**EXERCISE TASK**: Copy out the listing that follows exactly, dropping every picture.

(Excerpt from a dataset)
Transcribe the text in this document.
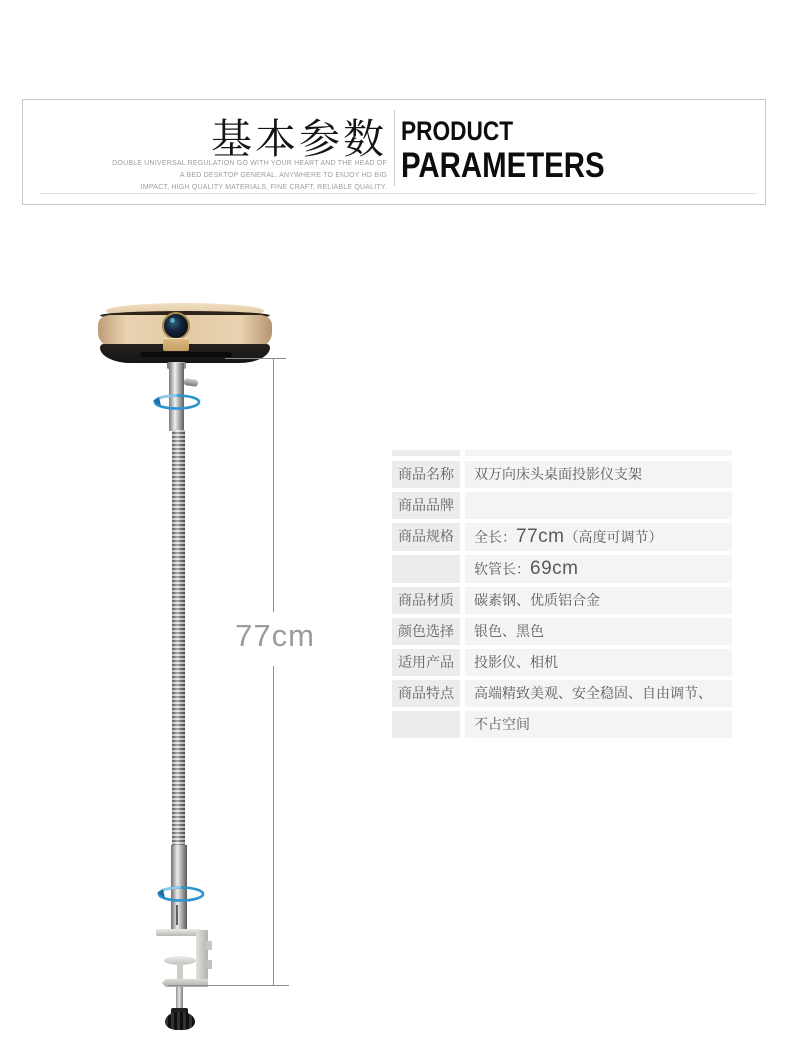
基本参数
DOUBLE UNIVERSAL REGULATION GO WITH YOUR HEART AND THE HEAD OF
A BED DESKTOP GENERAL, ANYWHERE TO ENJOY HD BIG
IMPACT, HIGH QUALITY MATERIALS, FINE CRAFT, RELIABLE QUALITY.
PRODUCT
PARAMETERS
77cm
商品名称	双万向床头桌面投影仪支架
商品品牌
商品规格	全长：77cm（高度可调节）
软管长：69cm
商品材质	碳素钢、优质铝合金
颜色选择	银色、黑色
适用产品	投影仪、相机
商品特点	高端精致美观、安全稳固、自由调节、
不占空间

**TASK RESULT**:
Transcribe the text in this document.
基本参数
DOUBLE UNIVERSAL REGULATION GO WITH YOUR HEART AND THE HEAD OF
A BED DESKTOP GENERAL, ANYWHERE TO ENJOY HD BIG
IMPACT, HIGH QUALITY MATERIALS, FINE CRAFT, RELIABLE QUALITY.
PRODUCT
PARAMETERS
77cm
商品名称	双万向床头桌面投影仪支架
商品品牌
商品规格	全长：77cm（高度可调节）
软管长：69cm
商品材质	碳素钢、优质铝合金
颜色选择	银色、黑色
适用产品	投影仪、相机
商品特点	高端精致美观、安全稳固、自由调节、
不占空间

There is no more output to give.